#### TO DO:
Search the material and gather each line with "name" in it.

#### RAW DATA:
· · · ·

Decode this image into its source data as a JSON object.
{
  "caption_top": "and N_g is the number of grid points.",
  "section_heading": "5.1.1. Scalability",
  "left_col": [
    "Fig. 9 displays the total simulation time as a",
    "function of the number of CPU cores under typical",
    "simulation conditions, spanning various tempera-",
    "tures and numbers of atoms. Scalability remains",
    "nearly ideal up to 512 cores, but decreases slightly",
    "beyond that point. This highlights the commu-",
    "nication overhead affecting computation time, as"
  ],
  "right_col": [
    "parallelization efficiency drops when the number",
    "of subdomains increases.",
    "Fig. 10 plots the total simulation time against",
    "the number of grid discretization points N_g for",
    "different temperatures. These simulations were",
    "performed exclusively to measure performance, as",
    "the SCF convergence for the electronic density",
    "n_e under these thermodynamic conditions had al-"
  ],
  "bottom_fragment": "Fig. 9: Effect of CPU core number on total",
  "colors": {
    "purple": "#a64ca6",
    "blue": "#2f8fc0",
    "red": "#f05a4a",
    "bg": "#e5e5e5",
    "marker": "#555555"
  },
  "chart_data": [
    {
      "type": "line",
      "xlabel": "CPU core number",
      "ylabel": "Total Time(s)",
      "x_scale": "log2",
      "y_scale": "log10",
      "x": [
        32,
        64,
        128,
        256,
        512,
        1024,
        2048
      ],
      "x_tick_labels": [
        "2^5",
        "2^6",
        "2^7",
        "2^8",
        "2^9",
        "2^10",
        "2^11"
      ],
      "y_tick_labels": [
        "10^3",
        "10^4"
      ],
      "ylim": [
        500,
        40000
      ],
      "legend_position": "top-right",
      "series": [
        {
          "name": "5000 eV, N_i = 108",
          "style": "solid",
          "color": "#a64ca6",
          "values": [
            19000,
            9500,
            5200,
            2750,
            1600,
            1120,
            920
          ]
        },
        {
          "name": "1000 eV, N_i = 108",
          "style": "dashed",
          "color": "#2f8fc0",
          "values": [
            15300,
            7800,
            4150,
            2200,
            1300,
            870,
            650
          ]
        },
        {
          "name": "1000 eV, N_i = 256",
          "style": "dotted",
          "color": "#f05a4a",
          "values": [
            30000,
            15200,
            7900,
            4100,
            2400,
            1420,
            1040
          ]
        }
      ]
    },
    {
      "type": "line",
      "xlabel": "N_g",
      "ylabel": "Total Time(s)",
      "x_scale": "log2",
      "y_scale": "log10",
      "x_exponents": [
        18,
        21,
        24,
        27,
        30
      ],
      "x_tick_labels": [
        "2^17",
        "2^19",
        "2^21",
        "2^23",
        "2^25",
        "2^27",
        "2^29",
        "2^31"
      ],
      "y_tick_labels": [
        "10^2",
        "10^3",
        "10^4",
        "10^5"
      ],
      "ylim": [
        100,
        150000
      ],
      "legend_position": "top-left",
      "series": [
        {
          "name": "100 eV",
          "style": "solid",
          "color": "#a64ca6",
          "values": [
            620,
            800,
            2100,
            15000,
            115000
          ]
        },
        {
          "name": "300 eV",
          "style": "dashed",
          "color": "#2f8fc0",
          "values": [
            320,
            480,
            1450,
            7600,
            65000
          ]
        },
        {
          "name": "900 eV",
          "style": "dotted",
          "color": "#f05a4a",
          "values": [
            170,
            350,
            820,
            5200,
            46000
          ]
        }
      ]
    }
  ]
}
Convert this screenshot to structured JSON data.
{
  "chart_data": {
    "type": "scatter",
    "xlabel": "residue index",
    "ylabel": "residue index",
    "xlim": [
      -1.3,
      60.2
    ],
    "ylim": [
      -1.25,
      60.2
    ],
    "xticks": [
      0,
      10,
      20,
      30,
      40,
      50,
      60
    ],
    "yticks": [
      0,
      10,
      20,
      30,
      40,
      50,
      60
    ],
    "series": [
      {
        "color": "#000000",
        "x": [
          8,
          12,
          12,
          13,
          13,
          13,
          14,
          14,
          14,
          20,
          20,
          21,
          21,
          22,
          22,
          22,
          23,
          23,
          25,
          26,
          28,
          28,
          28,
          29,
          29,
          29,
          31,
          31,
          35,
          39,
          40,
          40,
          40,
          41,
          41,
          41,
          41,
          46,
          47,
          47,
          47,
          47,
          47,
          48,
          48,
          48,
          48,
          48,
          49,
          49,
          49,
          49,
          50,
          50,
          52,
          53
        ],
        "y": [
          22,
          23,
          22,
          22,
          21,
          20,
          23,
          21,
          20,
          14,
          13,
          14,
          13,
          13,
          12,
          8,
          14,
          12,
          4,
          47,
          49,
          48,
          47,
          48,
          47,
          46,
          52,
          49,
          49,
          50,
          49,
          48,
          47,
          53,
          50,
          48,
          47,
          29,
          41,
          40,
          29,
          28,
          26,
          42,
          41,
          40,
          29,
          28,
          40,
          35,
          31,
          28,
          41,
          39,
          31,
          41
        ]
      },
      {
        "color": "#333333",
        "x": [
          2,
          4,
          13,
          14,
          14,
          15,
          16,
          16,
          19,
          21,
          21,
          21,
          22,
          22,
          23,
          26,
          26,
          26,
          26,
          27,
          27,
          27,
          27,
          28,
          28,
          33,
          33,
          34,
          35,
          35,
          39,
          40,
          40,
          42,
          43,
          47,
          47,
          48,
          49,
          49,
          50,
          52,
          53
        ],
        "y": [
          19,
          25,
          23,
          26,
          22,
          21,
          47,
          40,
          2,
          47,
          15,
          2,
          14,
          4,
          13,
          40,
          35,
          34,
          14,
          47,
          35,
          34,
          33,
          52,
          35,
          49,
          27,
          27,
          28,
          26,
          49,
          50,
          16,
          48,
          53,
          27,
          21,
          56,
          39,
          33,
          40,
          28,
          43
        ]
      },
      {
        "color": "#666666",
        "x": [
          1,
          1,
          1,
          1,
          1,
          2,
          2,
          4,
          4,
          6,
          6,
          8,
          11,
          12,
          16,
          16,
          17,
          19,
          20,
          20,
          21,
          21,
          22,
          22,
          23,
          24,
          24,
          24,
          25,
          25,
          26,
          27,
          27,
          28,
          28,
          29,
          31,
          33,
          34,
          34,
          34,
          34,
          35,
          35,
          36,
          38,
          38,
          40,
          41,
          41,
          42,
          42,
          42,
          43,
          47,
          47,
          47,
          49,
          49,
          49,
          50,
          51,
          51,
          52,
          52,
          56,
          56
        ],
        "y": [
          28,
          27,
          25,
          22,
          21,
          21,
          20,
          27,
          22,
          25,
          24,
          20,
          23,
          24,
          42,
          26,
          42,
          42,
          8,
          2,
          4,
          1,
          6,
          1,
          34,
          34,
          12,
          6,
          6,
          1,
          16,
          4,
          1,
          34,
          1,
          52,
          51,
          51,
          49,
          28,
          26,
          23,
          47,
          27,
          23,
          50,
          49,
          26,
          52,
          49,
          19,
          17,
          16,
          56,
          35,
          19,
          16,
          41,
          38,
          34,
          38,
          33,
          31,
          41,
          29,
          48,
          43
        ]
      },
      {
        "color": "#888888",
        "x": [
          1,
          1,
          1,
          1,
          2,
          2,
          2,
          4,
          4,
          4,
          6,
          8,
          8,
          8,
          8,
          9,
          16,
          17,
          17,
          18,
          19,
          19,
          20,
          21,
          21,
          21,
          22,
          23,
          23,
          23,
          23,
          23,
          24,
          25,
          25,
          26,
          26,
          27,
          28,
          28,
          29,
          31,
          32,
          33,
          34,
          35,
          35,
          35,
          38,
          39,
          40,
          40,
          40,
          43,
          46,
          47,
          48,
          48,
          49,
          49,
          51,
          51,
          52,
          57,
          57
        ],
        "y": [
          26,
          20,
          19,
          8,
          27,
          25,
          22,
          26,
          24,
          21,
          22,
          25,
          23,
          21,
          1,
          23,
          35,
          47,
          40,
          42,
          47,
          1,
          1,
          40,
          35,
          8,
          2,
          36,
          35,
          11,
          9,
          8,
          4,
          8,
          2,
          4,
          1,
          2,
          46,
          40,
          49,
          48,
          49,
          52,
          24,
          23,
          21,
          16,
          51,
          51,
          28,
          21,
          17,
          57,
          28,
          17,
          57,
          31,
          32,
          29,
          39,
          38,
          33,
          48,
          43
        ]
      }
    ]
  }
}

· · · ·

#### SOLUTION:
          "name": "5000 eV, N_i = 108",
          "name": "1000 eV, N_i = 108",
          "name": "1000 eV, N_i = 256",
          "name": "100 eV",
          "name": "300 eV",
          "name": "900 eV",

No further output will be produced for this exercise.